──────── Data extract ────────

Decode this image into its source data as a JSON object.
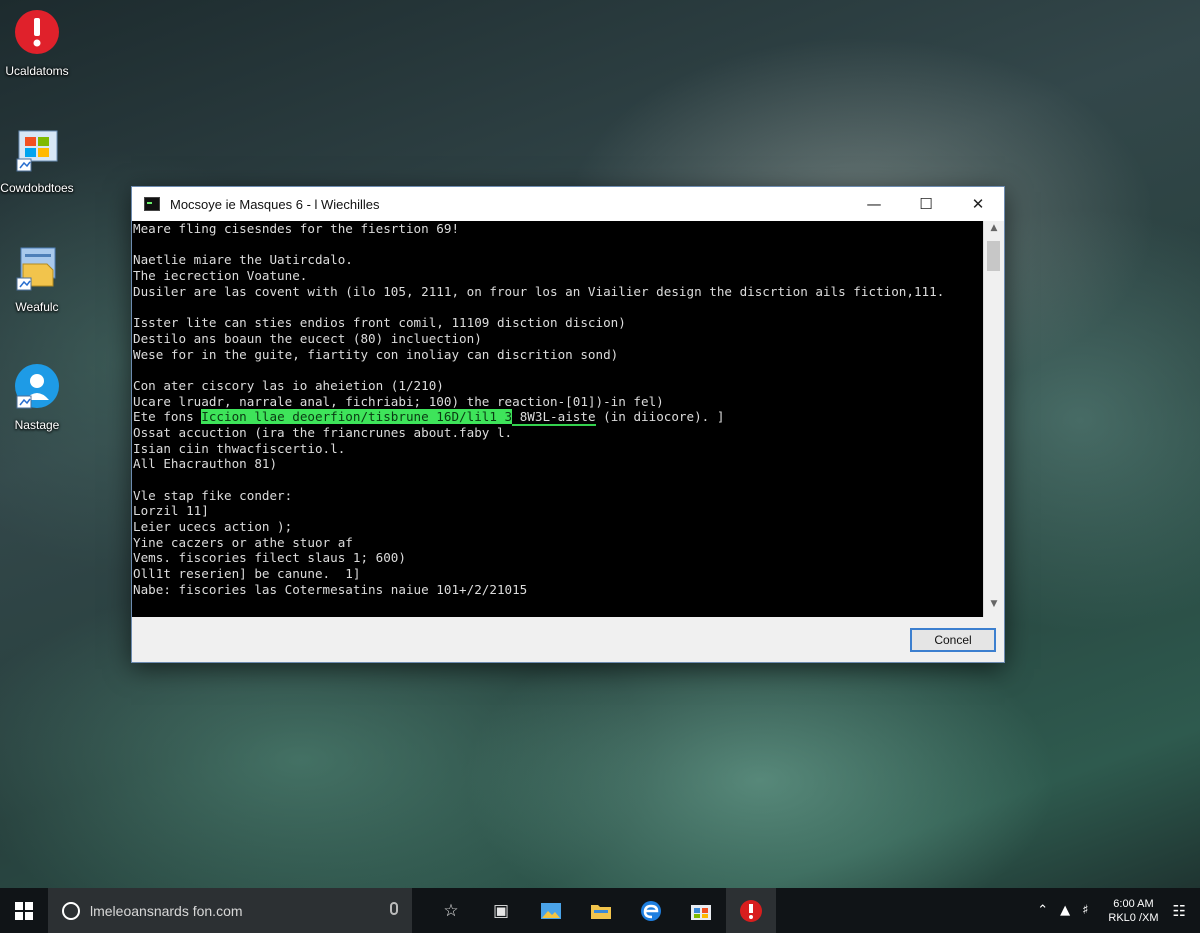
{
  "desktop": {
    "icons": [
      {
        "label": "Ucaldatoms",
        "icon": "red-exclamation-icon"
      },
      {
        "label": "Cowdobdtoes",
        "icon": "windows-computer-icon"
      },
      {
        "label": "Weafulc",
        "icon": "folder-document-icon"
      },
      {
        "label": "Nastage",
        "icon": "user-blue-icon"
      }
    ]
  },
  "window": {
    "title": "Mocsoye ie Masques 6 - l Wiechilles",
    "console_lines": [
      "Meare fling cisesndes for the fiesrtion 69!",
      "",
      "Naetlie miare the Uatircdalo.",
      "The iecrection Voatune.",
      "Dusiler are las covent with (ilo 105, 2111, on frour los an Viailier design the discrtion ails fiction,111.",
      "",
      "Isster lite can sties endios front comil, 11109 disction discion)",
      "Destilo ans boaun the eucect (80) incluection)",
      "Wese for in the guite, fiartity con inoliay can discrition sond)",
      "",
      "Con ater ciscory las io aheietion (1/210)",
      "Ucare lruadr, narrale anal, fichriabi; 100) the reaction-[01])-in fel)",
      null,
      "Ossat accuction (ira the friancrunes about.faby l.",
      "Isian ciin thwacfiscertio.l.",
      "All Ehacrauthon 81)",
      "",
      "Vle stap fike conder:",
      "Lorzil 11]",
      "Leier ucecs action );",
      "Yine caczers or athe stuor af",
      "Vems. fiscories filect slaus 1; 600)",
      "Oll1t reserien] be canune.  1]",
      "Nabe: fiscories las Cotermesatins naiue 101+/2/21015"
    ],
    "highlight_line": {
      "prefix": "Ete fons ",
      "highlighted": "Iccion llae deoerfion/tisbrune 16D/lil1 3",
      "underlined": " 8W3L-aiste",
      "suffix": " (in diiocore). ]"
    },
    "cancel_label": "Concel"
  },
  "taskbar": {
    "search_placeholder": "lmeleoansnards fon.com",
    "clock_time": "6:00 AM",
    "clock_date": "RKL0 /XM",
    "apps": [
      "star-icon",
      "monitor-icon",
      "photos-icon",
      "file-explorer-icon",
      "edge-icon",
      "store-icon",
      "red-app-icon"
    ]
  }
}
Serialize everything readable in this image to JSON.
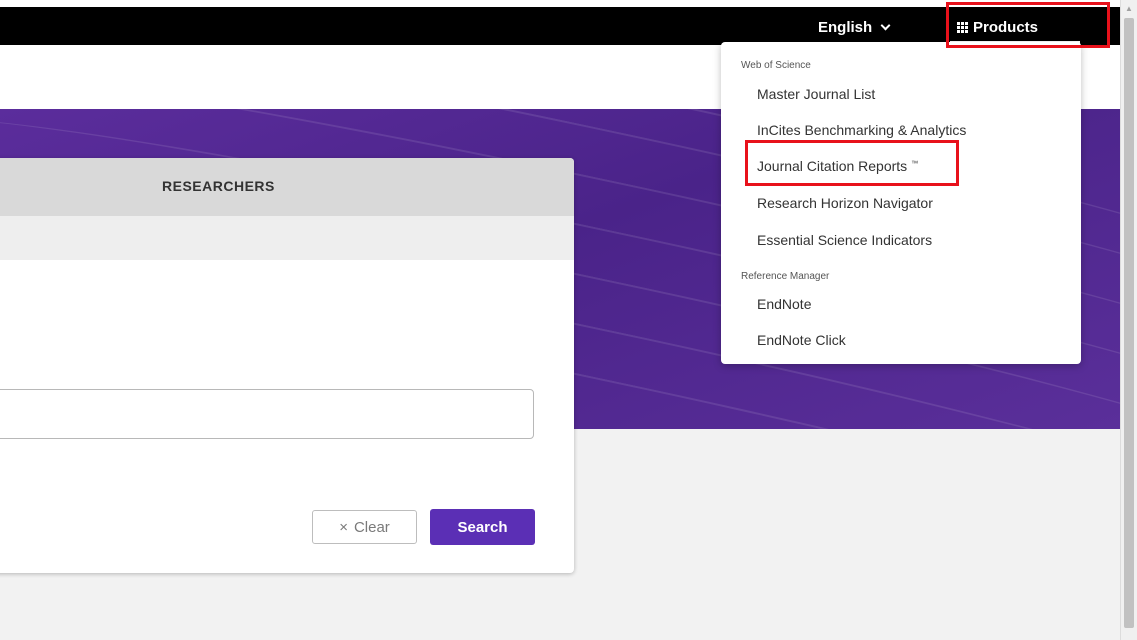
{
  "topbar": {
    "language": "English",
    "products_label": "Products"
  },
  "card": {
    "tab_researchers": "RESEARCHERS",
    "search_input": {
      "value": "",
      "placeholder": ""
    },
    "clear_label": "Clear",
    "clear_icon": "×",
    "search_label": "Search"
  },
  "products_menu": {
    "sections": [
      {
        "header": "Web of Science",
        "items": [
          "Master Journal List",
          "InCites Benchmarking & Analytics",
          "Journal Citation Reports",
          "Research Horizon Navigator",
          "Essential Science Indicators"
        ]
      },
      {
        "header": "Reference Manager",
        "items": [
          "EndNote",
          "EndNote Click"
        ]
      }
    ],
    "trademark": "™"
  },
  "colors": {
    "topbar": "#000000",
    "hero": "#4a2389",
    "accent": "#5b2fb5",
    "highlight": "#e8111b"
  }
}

────────

**What you are asked to do:**
From the records above, work out how many lines contain the string "Journal". Give only the number.

**Solved problem:**
2